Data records
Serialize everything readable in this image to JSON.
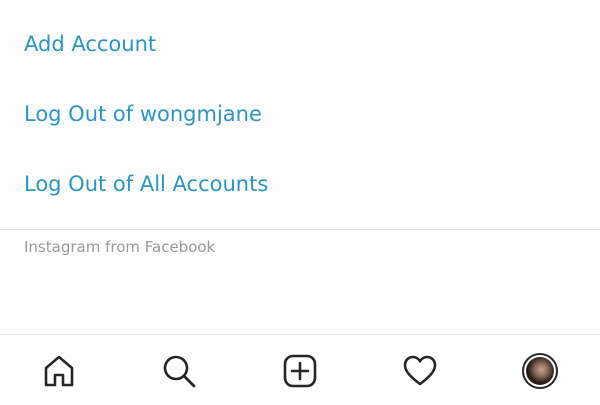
{
  "menu": {
    "items": [
      {
        "label": "Add Account"
      },
      {
        "label": "Log Out of wongmjane"
      },
      {
        "label": "Log Out of All Accounts"
      }
    ],
    "accent_color": "#2a96c6"
  },
  "footer": {
    "note": "Instagram from Facebook"
  },
  "bottom_nav": {
    "items": [
      {
        "icon": "home-icon"
      },
      {
        "icon": "search-icon"
      },
      {
        "icon": "new-post-icon"
      },
      {
        "icon": "heart-icon"
      },
      {
        "icon": "profile-avatar"
      }
    ]
  }
}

* **STATED GOAL**: The listing above needs to be output again exactly. Don't include the pictures.

* **EXERCISE RESPONSE**:
Serialize everything readable in this image to JSON.
{
  "menu": {
    "items": [
      {
        "label": "Add Account"
      },
      {
        "label": "Log Out of wongmjane"
      },
      {
        "label": "Log Out of All Accounts"
      }
    ],
    "accent_color": "#2a96c6"
  },
  "footer": {
    "note": "Instagram from Facebook"
  },
  "bottom_nav": {
    "items": [
      {
        "icon": "home-icon"
      },
      {
        "icon": "search-icon"
      },
      {
        "icon": "new-post-icon"
      },
      {
        "icon": "heart-icon"
      },
      {
        "icon": "profile-avatar"
      }
    ]
  }
}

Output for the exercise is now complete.